§ Written problem
In the material below, identify each line bearing the word "Prunus". Reproduce those lines.

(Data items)
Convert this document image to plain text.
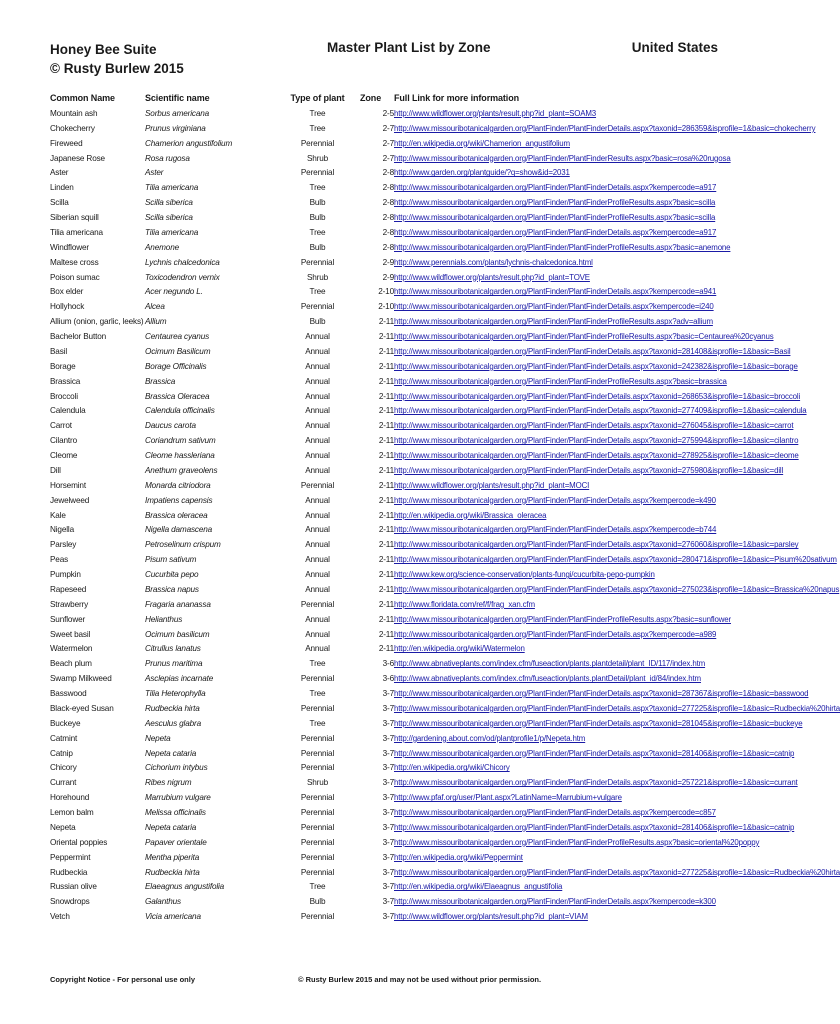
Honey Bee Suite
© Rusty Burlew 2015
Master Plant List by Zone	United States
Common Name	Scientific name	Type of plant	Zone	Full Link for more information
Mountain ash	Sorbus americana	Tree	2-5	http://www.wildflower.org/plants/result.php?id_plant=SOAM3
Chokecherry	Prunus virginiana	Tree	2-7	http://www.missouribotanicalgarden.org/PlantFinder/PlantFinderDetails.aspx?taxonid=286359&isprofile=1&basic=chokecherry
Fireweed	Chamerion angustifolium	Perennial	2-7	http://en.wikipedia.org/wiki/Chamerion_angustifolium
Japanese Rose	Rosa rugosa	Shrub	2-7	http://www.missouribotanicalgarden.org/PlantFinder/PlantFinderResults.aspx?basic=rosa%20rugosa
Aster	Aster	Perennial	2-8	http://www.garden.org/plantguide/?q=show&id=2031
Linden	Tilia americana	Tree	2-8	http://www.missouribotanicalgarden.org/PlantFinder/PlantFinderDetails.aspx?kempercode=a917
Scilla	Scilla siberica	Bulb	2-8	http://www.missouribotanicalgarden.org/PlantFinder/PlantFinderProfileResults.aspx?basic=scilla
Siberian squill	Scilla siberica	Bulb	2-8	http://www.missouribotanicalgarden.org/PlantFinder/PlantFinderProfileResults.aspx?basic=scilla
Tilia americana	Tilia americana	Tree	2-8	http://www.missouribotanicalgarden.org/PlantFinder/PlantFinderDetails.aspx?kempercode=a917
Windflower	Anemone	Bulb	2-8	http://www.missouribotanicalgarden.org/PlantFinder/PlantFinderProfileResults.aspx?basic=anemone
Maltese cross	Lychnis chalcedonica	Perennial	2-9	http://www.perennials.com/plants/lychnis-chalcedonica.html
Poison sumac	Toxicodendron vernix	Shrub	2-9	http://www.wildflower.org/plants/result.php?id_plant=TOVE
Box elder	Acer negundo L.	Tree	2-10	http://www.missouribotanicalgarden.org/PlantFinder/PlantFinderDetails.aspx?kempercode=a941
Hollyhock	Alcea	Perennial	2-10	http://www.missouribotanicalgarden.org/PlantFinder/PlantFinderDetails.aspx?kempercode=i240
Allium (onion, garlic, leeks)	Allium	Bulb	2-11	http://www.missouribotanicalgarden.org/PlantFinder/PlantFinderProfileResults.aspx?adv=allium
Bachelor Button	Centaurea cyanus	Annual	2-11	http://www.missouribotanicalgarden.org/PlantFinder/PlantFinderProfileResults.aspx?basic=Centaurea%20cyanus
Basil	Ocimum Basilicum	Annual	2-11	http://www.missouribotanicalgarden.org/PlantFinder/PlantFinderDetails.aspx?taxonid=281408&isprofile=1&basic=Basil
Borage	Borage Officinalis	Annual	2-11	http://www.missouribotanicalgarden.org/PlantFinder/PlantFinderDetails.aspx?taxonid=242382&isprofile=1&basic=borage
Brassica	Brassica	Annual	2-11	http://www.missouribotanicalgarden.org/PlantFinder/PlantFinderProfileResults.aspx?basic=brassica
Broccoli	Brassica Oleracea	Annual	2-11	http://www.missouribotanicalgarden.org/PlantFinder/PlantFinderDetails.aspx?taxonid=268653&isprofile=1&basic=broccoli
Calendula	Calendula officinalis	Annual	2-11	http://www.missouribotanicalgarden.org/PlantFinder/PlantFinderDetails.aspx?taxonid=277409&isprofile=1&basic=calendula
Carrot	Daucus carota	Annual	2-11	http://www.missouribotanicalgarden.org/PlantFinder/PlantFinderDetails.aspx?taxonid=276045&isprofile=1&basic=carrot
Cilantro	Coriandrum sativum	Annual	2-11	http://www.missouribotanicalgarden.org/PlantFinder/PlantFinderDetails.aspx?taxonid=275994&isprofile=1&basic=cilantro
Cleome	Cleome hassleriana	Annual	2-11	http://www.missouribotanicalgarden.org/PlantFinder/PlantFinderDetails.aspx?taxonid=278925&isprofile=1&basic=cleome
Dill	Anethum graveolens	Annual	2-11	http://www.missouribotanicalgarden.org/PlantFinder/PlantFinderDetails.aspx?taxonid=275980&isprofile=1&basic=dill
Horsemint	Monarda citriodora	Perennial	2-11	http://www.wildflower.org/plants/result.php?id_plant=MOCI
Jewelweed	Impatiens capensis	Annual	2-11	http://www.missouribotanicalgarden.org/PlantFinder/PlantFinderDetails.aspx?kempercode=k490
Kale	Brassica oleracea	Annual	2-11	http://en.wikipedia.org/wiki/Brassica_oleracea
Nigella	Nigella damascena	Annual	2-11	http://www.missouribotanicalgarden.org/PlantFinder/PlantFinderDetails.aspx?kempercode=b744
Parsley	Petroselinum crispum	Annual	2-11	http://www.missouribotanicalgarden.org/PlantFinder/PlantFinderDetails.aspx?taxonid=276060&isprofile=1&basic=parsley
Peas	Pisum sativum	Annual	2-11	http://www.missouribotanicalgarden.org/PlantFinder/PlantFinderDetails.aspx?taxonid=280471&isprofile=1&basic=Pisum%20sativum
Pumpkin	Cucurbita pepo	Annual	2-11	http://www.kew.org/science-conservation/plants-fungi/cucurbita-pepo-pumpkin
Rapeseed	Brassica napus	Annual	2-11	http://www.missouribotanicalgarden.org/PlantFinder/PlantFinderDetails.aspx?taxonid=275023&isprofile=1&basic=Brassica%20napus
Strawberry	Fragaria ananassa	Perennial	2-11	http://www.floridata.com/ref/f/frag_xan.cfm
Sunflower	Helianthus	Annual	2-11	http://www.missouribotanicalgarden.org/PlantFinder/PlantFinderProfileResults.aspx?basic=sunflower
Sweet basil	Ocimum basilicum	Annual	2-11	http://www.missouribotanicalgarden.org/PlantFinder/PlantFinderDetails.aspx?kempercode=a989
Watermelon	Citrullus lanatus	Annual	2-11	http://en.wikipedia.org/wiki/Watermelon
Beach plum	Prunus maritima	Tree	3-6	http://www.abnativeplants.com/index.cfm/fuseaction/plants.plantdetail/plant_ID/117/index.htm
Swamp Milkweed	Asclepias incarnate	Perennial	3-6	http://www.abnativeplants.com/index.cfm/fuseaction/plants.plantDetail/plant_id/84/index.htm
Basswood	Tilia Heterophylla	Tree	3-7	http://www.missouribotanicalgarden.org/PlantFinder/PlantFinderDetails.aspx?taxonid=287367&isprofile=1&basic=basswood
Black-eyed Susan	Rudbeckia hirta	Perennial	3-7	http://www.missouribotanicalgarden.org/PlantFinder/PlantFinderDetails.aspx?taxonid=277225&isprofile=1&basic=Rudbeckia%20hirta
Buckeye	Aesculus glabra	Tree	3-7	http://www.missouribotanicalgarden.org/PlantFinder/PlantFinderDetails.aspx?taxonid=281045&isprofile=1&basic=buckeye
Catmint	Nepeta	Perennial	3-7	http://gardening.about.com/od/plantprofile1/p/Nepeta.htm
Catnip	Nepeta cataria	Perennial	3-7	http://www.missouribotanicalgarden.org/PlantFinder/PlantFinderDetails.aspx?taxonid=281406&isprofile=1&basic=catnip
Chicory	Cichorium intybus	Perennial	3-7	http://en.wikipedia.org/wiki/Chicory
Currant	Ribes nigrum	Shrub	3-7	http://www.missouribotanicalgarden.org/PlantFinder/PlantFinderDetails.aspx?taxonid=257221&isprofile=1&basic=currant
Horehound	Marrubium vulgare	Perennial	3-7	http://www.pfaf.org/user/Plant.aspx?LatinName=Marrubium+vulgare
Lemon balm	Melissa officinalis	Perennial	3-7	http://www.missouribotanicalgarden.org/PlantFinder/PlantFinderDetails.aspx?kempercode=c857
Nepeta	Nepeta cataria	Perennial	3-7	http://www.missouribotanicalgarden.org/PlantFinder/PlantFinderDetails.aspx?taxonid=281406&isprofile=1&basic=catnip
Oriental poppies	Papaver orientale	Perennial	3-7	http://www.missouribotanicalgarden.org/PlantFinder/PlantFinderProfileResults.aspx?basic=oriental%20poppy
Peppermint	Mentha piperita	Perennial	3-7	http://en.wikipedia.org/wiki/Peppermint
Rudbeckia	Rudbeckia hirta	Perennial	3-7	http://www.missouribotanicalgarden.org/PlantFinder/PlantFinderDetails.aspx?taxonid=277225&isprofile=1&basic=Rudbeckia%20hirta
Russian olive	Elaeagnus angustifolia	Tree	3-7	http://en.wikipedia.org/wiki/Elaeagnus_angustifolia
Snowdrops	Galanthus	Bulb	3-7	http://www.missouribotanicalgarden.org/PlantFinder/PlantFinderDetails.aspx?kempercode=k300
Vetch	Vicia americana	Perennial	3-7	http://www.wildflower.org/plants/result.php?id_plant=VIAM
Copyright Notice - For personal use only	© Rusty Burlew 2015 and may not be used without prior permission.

§ Task result
Chokecherry	Prunus virginiana	Tree	2-7	http://www.missouribotanicalgarden.org/PlantFinder/PlantFinderDetails.aspx?taxonid=286359&isprofile=1&basic=chokecherry
Beach plum	Prunus maritima	Tree	3-6	http://www.abnativeplants.com/index.cfm/fuseaction/plants.plantdetail/plant_ID/117/index.htm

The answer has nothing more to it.